Copy out every record below, word for word.

◆ **MATERIAL**:
— begin —
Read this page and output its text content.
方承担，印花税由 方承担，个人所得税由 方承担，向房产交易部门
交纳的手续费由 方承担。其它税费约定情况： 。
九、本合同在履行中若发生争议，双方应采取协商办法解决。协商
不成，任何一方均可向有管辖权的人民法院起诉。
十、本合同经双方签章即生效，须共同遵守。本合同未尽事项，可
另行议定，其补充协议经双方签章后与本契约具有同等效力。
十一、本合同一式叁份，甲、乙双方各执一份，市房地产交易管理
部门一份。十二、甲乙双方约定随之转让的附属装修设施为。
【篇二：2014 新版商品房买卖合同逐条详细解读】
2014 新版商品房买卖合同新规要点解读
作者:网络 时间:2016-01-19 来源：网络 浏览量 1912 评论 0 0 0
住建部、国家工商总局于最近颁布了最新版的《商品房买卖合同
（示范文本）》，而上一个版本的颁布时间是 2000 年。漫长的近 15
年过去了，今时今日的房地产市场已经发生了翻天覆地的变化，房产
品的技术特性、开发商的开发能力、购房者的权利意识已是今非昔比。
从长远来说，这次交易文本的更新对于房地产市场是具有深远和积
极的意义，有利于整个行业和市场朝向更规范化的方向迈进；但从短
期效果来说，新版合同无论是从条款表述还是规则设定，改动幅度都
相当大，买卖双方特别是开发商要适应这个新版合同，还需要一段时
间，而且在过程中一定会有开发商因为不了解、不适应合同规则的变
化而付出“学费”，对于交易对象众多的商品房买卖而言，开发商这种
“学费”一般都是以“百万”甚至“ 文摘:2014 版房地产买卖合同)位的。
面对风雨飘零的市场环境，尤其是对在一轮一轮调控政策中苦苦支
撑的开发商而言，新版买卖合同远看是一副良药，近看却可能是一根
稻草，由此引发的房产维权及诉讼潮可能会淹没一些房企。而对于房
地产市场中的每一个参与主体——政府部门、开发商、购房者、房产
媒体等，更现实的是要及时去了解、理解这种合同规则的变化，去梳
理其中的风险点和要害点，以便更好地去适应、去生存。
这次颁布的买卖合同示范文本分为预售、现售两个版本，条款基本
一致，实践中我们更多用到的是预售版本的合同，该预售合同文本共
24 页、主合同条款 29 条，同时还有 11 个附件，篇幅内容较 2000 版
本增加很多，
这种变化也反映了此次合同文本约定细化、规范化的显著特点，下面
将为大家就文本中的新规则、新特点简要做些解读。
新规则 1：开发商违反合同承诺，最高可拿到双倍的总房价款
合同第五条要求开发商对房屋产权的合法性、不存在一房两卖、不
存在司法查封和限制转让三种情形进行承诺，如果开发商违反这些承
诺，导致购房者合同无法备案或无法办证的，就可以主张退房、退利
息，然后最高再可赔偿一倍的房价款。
— end —
◆ **RESULT OF THE EXERCISE**:
Read this page and output its text content.
方承担，印花税由 方承担，个人所得税由 方承担，向房产交易部门
交纳的手续费由 方承担。其它税费约定情况： 。
九、本合同在履行中若发生争议，双方应采取协商办法解决。协商
不成，任何一方均可向有管辖权的人民法院起诉。
十、本合同经双方签章即生效，须共同遵守。本合同未尽事项，可
另行议定，其补充协议经双方签章后与本契约具有同等效力。
十一、本合同一式叁份，甲、乙双方各执一份，市房地产交易管理
部门一份。十二、甲乙双方约定随之转让的附属装修设施为。
【篇二：2014 新版商品房买卖合同逐条详细解读】
2014 新版商品房买卖合同新规要点解读
作者:网络 时间:2016-01-19 来源：网络 浏览量 1912 评论 0 0 0
住建部、国家工商总局于最近颁布了最新版的《商品房买卖合同
（示范文本）》，而上一个版本的颁布时间是 2000 年。漫长的近 15
年过去了，今时今日的房地产市场已经发生了翻天覆地的变化，房产
品的技术特性、开发商的开发能力、购房者的权利意识已是今非昔比。
从长远来说，这次交易文本的更新对于房地产市场是具有深远和积
极的意义，有利于整个行业和市场朝向更规范化的方向迈进；但从短
期效果来说，新版合同无论是从条款表述还是规则设定，改动幅度都
相当大，买卖双方特别是开发商要适应这个新版合同，还需要一段时
间，而且在过程中一定会有开发商因为不了解、不适应合同规则的变
化而付出“学费”，对于交易对象众多的商品房买卖而言，开发商这种
“学费”一般都是以“百万”甚至“ 文摘:2014 版房地产买卖合同)位的。
面对风雨飘零的市场环境，尤其是对在一轮一轮调控政策中苦苦支
撑的开发商而言，新版买卖合同远看是一副良药，近看却可能是一根
稻草，由此引发的房产维权及诉讼潮可能会淹没一些房企。而对于房
地产市场中的每一个参与主体——政府部门、开发商、购房者、房产
媒体等，更现实的是要及时去了解、理解这种合同规则的变化，去梳
理其中的风险点和要害点，以便更好地去适应、去生存。
这次颁布的买卖合同示范文本分为预售、现售两个版本，条款基本
一致，实践中我们更多用到的是预售版本的合同，该预售合同文本共
24 页、主合同条款 29 条，同时还有 11 个附件，篇幅内容较 2000 版
本增加很多，
这种变化也反映了此次合同文本约定细化、规范化的显著特点，下面
将为大家就文本中的新规则、新特点简要做些解读。
新规则 1：开发商违反合同承诺，最高可拿到双倍的总房价款
合同第五条要求开发商对房屋产权的合法性、不存在一房两卖、不
存在司法查封和限制转让三种情形进行承诺，如果开发商违反这些承
诺，导致购房者合同无法备案或无法办证的，就可以主张退房、退利
息，然后最高再可赔偿一倍的房价款。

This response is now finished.